A block of data

+ + + + +

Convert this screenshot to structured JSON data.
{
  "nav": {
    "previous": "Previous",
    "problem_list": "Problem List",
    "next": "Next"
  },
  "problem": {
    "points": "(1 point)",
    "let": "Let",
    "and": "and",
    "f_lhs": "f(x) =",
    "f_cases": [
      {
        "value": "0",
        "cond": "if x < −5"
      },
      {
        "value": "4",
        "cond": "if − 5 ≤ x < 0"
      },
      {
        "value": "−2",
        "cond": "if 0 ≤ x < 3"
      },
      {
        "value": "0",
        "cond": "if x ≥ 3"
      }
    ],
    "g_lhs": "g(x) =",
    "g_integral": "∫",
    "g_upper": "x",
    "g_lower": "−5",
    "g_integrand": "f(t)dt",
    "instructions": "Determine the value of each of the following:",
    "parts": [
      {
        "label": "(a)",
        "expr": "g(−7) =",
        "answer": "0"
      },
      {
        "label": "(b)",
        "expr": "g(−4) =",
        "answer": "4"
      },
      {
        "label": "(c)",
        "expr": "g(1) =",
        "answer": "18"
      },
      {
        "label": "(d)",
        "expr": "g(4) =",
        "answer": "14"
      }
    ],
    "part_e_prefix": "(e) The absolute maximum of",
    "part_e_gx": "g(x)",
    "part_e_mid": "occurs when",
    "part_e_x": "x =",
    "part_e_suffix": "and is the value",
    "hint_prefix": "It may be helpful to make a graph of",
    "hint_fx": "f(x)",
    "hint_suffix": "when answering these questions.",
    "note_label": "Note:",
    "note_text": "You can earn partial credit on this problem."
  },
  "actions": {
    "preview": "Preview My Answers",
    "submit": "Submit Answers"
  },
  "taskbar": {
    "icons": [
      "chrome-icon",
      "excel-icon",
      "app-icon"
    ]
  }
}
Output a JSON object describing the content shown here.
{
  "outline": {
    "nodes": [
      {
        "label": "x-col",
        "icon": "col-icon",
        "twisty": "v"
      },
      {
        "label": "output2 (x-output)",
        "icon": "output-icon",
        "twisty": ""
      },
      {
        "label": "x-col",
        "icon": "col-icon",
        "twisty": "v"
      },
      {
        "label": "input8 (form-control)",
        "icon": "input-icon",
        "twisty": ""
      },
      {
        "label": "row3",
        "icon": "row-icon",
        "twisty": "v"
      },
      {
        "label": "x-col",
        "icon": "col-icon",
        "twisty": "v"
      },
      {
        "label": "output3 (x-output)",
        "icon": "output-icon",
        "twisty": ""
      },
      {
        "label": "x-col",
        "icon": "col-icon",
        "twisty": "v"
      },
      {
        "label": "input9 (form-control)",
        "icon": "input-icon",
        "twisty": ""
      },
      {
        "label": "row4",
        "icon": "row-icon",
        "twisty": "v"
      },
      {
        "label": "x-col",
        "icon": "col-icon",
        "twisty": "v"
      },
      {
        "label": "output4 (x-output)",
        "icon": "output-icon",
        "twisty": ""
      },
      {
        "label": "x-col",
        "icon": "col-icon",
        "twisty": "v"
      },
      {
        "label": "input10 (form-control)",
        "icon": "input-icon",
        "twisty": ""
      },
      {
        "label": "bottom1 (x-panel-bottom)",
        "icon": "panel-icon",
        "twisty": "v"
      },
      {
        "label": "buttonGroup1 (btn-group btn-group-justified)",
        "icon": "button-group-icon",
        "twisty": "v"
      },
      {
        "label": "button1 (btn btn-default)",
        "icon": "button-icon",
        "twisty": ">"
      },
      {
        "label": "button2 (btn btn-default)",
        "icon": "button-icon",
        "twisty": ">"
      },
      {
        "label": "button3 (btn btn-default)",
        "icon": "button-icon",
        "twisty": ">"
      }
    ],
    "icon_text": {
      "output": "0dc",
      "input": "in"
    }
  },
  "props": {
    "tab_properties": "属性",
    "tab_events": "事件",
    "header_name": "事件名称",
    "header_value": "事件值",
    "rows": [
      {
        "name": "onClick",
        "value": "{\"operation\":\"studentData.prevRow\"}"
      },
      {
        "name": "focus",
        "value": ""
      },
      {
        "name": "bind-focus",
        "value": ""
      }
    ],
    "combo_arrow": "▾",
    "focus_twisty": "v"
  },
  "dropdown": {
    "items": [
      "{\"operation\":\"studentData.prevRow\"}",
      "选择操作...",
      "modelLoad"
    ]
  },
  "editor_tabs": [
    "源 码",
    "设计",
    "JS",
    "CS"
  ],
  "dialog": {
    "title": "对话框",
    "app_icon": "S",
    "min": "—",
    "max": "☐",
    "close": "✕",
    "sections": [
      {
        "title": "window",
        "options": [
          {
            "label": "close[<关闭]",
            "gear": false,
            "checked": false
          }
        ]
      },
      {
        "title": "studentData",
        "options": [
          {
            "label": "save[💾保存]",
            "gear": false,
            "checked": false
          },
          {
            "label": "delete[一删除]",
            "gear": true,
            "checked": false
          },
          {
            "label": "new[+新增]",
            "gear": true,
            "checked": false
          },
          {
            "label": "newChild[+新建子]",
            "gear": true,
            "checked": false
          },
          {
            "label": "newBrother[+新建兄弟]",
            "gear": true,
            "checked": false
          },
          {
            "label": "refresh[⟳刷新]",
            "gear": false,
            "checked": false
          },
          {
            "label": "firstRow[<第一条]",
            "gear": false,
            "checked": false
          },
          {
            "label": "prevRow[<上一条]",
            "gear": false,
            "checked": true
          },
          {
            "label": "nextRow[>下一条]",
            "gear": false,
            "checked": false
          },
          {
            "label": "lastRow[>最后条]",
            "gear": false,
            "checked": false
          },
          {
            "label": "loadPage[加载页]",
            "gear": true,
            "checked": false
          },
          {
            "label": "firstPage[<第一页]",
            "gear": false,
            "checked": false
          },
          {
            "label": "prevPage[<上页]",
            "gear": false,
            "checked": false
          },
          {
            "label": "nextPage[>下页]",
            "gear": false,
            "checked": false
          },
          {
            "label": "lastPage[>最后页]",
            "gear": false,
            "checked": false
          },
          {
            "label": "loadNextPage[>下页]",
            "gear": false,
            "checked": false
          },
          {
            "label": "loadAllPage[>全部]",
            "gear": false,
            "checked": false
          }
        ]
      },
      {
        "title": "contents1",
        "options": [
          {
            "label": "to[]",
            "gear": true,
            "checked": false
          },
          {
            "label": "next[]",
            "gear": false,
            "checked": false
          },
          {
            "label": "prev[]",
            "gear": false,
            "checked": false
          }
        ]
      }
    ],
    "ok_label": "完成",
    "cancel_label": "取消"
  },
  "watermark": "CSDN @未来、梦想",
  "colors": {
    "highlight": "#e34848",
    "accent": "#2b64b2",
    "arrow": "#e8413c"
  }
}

+ + + + +

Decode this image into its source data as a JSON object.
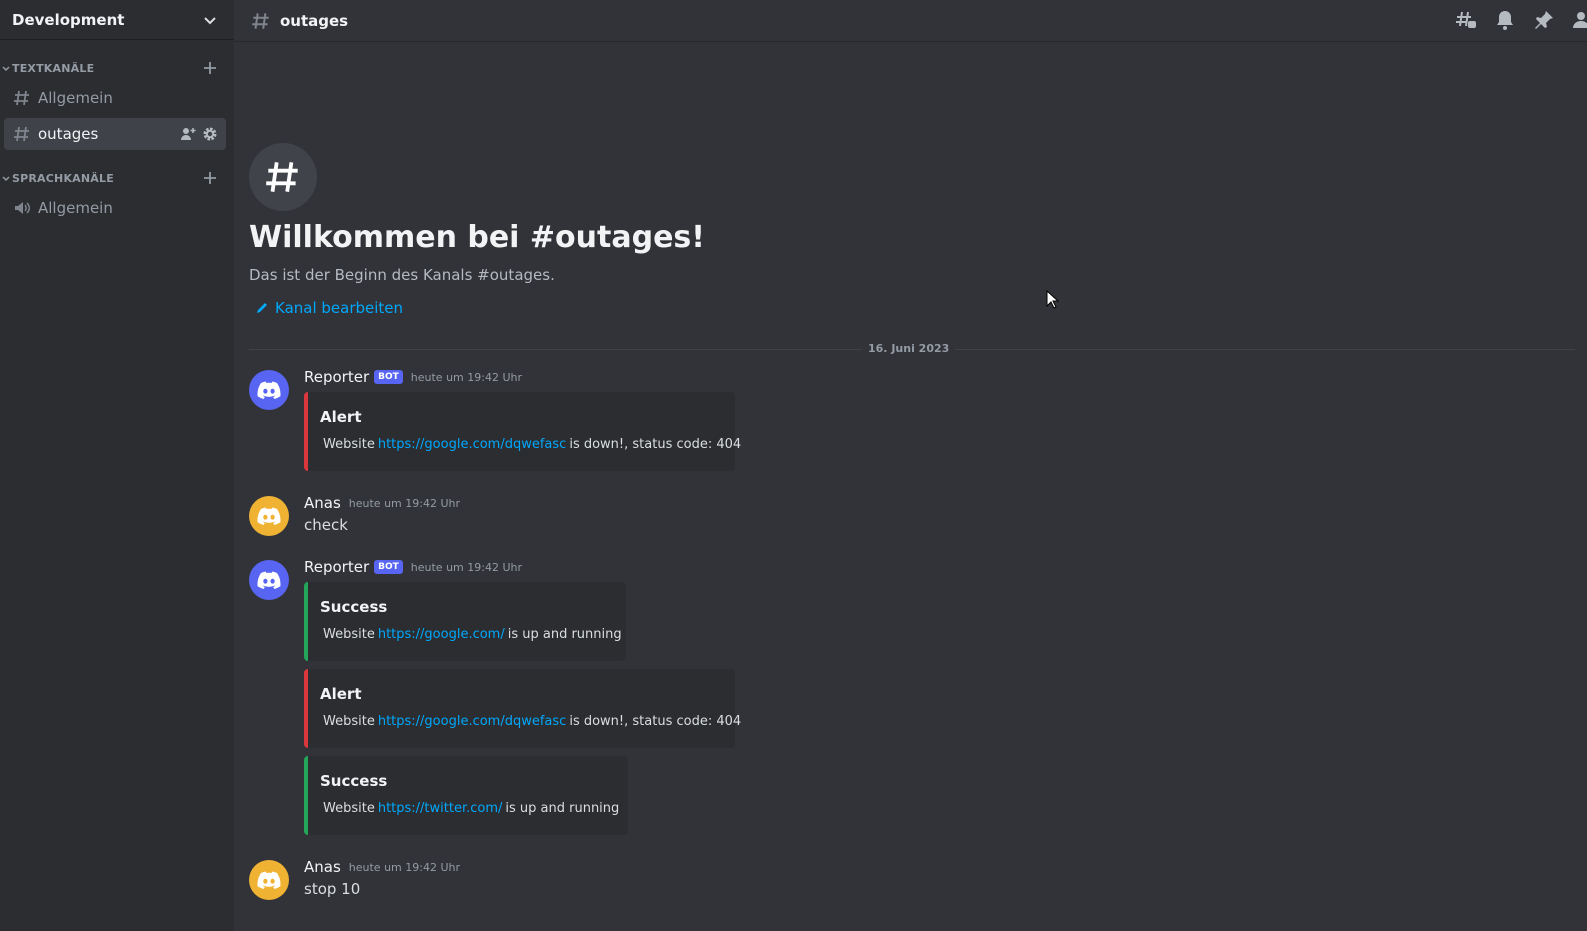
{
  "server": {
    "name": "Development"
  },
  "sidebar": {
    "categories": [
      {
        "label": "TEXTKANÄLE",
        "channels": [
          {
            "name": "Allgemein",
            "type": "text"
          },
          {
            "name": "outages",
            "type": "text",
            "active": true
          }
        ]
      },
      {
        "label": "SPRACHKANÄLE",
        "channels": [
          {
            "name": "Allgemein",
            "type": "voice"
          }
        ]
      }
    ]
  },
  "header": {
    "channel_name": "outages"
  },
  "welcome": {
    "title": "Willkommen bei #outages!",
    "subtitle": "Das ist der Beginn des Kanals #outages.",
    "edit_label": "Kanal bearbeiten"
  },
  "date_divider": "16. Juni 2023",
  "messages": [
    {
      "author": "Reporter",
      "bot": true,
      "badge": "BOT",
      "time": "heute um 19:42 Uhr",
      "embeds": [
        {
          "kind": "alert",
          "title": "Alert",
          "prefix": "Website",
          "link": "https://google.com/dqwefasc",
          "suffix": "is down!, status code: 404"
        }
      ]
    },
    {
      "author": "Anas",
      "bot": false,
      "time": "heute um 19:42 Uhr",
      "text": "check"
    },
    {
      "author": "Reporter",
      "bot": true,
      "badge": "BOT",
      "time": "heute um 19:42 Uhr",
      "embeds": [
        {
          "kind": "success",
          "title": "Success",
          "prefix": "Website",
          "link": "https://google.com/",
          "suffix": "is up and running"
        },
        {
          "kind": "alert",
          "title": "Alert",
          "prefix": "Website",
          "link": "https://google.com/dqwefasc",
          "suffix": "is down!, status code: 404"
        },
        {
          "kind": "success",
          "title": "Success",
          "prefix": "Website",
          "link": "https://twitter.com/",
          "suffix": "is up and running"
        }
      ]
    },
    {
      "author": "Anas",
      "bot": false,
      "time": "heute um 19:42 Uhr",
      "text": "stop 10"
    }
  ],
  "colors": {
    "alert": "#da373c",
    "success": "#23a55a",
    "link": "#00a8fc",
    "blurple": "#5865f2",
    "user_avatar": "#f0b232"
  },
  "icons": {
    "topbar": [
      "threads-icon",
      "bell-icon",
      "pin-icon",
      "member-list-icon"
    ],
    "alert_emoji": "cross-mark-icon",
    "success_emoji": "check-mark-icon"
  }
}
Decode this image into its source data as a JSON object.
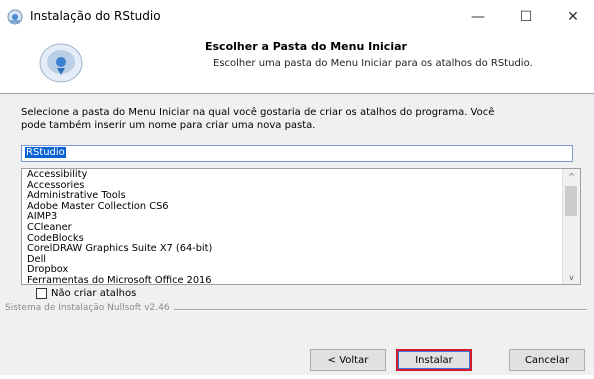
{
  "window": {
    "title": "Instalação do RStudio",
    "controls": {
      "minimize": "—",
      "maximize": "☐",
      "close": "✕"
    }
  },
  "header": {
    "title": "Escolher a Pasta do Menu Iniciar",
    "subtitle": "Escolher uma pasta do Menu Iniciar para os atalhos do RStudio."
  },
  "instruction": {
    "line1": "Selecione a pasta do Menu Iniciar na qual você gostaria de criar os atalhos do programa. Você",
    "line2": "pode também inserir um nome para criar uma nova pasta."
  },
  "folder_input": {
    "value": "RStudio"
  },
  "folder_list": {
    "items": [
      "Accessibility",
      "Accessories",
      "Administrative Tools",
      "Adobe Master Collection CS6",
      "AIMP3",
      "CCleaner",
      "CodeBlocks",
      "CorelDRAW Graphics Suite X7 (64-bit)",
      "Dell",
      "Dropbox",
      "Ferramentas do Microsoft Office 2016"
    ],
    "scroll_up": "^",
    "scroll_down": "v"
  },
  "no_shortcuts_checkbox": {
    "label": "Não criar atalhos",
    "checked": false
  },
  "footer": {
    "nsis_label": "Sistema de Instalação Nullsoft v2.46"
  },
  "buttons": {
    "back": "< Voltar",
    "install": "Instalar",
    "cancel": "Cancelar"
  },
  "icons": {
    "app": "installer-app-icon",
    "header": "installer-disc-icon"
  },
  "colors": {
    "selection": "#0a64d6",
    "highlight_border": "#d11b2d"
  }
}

+ + + + +

Challenge :: Report how many lines in this data include the string "Instalação", and nothing else.

Written solution :: 2